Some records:
-- Begin --

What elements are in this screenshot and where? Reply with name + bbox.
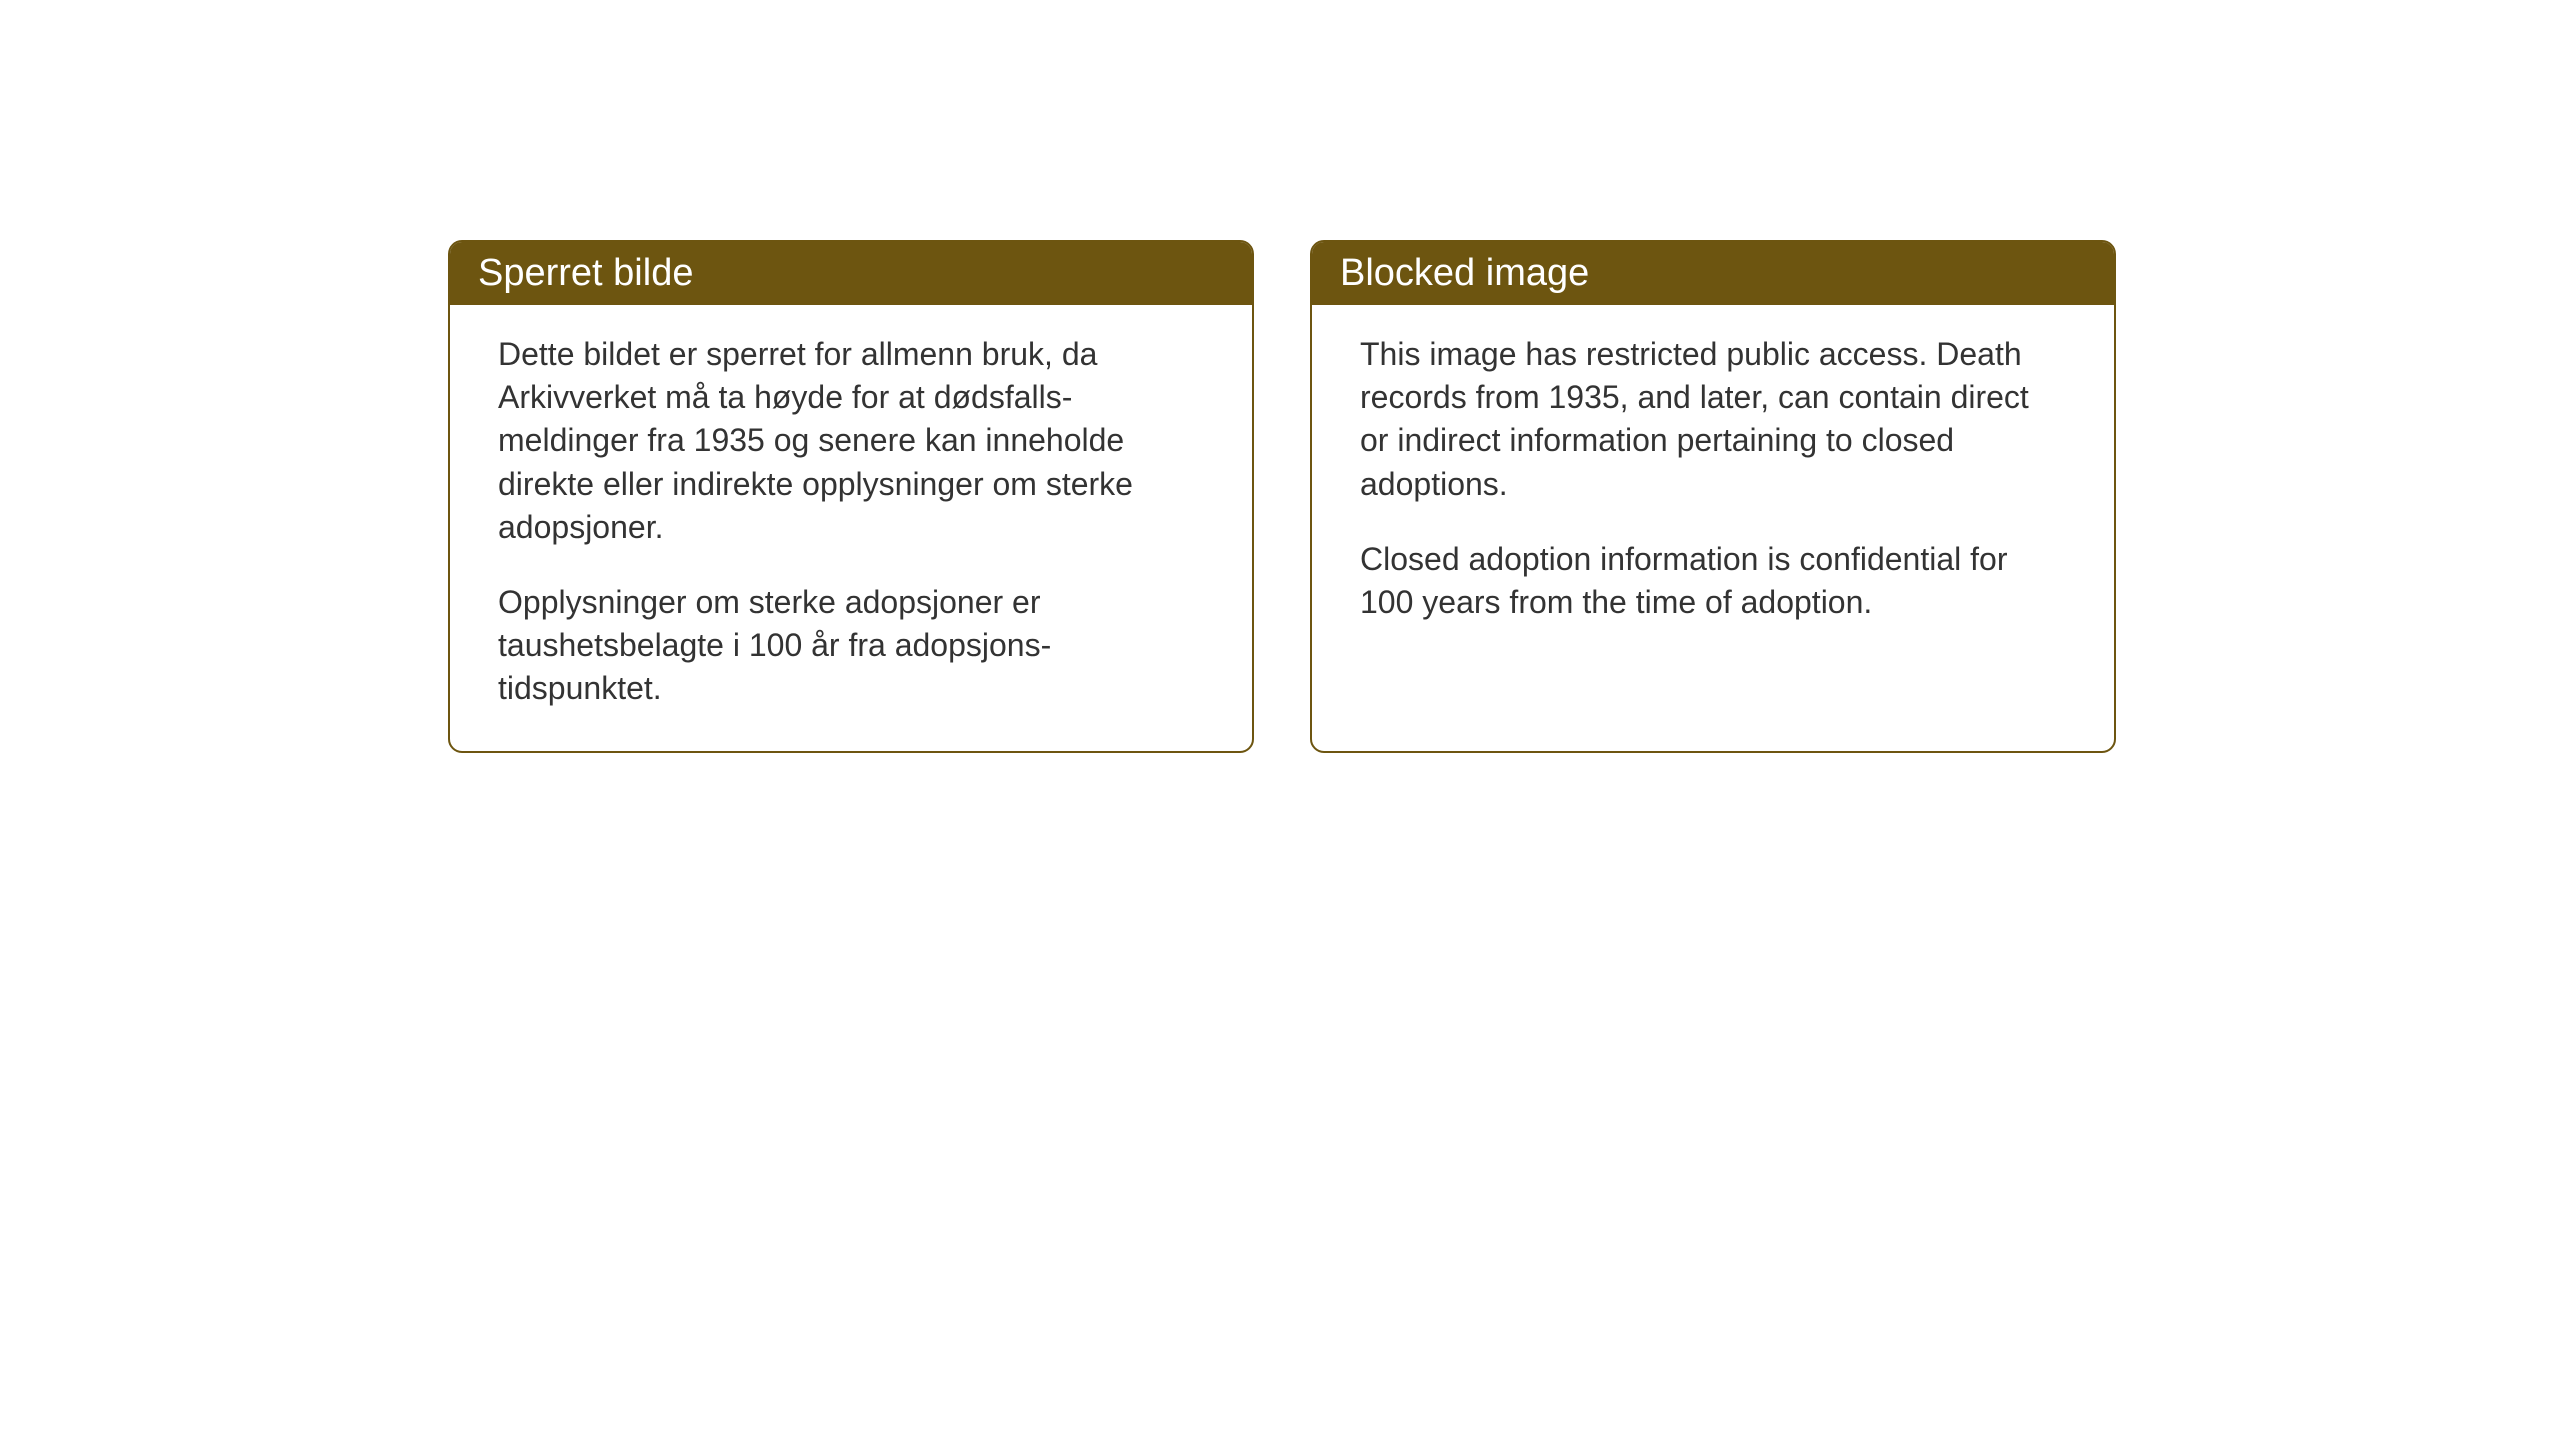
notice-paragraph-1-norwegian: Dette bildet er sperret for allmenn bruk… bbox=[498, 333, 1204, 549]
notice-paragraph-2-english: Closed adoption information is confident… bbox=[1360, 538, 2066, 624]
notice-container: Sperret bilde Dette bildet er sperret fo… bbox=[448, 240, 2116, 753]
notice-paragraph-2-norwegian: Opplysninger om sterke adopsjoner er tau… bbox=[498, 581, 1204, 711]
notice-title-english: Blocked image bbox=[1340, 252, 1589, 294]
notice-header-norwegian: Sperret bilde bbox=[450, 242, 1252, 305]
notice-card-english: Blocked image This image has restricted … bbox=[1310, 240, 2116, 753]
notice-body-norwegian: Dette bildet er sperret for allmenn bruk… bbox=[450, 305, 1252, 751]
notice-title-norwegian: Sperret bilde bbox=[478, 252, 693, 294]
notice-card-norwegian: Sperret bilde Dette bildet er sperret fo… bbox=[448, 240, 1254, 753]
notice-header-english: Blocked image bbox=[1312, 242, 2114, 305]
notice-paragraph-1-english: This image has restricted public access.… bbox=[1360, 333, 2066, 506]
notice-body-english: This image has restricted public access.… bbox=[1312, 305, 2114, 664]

-- End --
-- Begin --

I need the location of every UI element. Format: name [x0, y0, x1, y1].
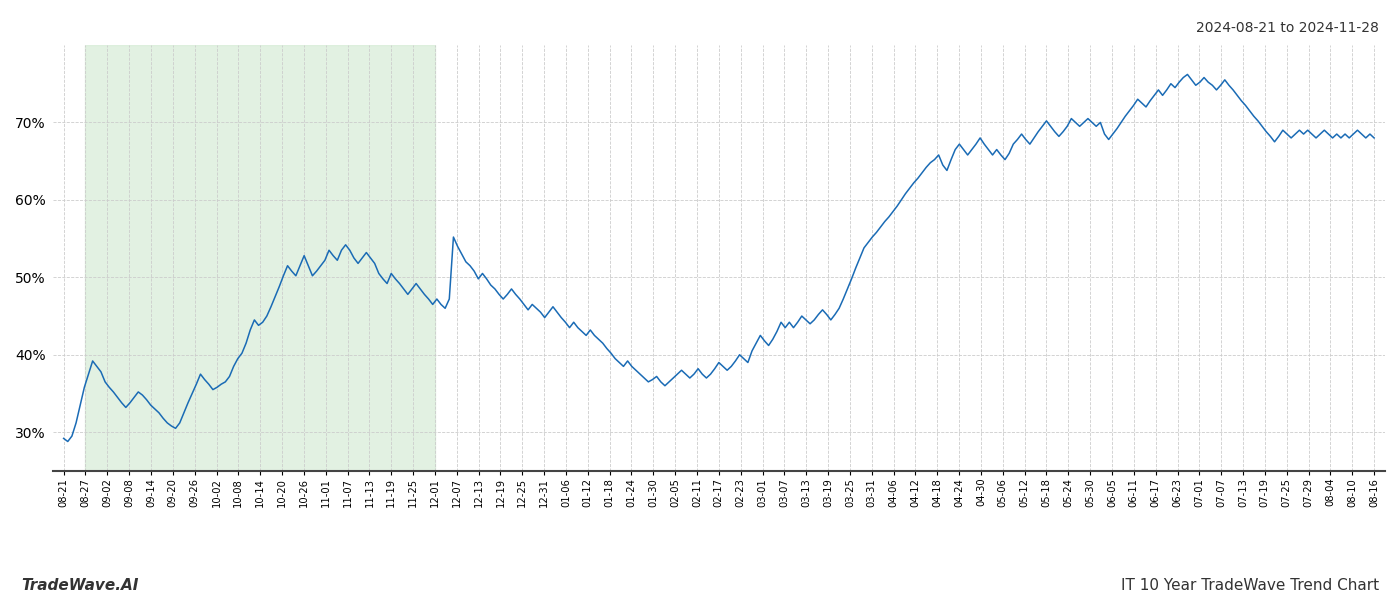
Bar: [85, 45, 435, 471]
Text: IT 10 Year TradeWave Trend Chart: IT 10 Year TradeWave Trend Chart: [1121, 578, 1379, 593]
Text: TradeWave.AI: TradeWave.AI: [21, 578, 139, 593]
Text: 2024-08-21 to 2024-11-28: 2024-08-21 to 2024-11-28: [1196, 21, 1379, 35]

-- End --

- [Stated exercise]:
Print the listing lines again unchanged, everything from the line containing "What elements are" down to the line containing "notice-body-english: This image", and leave the pictures out.

- [Right answer]:
What elements are in this screenshot and where? Reply with name + bbox.
notice-paragraph-1-norwegian: Dette bildet er sperret for allmenn bruk… bbox=[498, 333, 1204, 549]
notice-paragraph-2-english: Closed adoption information is confident… bbox=[1360, 538, 2066, 624]
notice-container: Sperret bilde Dette bildet er sperret fo… bbox=[448, 240, 2116, 753]
notice-paragraph-2-norwegian: Opplysninger om sterke adopsjoner er tau… bbox=[498, 581, 1204, 711]
notice-title-english: Blocked image bbox=[1340, 252, 1589, 294]
notice-header-norwegian: Sperret bilde bbox=[450, 242, 1252, 305]
notice-card-english: Blocked image This image has restricted … bbox=[1310, 240, 2116, 753]
notice-body-norwegian: Dette bildet er sperret for allmenn bruk… bbox=[450, 305, 1252, 751]
notice-title-norwegian: Sperret bilde bbox=[478, 252, 693, 294]
notice-card-norwegian: Sperret bilde Dette bildet er sperret fo… bbox=[448, 240, 1254, 753]
notice-header-english: Blocked image bbox=[1312, 242, 2114, 305]
notice-paragraph-1-english: This image has restricted public access.… bbox=[1360, 333, 2066, 506]
notice-body-english: This image has restricted public access.… bbox=[1312, 305, 2114, 664]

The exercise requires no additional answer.